(TASK TO CARRY OUT): Return a copy of each line that holds the string "Percentage".

(Dataset listings of figures):
====================

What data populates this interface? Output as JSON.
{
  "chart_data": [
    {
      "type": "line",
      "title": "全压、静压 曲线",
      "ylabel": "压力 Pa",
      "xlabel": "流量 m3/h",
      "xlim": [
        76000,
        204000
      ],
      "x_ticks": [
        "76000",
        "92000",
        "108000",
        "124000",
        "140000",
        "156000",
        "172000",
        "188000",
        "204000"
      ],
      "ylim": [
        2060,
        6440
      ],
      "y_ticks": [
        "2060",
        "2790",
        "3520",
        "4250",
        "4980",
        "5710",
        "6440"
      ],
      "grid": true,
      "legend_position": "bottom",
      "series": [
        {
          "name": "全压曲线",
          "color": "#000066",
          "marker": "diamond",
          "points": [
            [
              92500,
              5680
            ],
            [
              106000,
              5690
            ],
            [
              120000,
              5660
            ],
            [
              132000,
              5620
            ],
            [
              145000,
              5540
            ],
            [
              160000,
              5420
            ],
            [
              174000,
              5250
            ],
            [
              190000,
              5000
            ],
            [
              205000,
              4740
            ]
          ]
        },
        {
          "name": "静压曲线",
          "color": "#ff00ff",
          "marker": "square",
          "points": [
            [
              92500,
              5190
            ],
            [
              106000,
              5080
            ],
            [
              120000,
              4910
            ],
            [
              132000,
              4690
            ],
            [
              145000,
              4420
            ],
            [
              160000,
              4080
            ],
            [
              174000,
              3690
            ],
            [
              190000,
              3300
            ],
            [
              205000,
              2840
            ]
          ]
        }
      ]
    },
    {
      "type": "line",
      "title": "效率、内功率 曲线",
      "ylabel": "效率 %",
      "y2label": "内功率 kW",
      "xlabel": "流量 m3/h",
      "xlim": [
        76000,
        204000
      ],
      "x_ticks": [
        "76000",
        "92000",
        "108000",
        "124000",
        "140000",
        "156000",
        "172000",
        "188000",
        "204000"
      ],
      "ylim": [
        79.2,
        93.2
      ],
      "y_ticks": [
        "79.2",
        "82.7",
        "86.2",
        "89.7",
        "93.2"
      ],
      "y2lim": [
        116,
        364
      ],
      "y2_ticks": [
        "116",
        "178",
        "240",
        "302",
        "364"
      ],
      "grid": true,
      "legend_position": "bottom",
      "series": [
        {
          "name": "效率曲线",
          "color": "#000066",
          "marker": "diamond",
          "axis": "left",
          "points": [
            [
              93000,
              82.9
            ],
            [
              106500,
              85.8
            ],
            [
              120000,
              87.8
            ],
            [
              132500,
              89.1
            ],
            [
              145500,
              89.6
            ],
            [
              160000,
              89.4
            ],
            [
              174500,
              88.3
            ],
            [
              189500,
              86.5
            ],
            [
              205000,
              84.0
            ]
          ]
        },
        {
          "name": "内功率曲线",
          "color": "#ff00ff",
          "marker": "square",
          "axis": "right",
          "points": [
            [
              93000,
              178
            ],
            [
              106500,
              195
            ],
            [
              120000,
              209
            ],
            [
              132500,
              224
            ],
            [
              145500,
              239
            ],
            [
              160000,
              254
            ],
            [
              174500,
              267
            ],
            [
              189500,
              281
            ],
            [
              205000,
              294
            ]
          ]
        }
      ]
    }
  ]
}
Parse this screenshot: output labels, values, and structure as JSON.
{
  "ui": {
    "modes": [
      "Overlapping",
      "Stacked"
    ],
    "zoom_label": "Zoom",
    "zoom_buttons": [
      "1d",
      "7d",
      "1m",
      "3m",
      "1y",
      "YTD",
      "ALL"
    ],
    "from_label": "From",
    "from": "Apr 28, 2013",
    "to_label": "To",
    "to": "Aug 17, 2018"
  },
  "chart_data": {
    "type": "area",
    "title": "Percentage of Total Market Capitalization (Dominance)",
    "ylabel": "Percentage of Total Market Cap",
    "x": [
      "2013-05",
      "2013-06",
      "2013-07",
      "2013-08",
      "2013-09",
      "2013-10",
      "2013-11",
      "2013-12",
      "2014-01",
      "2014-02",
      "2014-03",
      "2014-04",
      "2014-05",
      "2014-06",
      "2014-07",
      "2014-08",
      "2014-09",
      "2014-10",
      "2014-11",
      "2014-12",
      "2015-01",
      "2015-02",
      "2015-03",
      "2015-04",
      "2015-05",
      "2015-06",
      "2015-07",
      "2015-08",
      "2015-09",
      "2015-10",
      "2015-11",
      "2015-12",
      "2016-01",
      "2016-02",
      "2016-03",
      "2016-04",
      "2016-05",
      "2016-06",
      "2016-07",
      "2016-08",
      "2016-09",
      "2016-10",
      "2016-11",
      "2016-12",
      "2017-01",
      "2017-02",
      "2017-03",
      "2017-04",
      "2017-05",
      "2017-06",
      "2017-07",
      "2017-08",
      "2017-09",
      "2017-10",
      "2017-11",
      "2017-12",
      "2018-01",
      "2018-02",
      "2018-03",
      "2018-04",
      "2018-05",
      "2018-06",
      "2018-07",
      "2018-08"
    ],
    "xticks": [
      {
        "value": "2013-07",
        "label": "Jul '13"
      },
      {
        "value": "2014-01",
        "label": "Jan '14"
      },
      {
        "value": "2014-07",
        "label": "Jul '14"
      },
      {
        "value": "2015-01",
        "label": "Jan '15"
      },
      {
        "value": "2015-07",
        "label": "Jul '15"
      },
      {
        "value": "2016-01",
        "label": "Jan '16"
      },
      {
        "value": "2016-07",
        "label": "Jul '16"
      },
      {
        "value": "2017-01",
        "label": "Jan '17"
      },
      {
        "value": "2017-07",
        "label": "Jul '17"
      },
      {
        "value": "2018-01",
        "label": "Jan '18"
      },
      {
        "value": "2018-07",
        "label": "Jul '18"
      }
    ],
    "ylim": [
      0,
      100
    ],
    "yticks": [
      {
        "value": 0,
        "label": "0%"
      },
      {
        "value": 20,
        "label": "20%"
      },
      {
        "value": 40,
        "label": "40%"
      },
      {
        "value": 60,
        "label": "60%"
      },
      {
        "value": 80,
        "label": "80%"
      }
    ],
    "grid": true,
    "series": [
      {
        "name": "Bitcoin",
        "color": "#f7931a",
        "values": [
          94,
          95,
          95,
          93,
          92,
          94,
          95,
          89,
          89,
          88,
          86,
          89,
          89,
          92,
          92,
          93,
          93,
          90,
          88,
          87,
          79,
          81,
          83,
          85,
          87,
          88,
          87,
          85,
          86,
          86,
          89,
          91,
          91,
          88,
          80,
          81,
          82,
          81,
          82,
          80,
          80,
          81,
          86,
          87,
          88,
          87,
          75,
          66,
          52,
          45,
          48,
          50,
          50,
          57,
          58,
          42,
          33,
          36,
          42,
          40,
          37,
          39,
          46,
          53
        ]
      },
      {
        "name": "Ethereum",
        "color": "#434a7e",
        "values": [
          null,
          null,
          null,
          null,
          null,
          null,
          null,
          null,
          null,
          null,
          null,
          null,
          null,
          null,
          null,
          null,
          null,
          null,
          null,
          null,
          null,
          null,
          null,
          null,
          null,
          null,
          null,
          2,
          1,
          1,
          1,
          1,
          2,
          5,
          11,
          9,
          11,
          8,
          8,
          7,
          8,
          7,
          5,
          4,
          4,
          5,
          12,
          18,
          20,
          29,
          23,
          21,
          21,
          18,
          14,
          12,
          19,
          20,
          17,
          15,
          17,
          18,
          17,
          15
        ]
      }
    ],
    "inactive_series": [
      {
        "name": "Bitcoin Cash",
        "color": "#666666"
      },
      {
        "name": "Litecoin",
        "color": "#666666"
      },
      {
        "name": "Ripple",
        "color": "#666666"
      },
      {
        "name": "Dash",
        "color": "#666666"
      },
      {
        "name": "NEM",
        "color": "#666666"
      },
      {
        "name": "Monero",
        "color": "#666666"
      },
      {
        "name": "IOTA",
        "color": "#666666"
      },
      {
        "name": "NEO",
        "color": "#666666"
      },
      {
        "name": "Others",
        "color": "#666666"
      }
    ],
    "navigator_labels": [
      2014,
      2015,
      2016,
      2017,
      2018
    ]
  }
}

====================

(EXERCISE SOLUTION):
    "title": "Percentage of Total Market Capitalization (Dominance)",
    "ylabel": "Percentage of Total Market Cap",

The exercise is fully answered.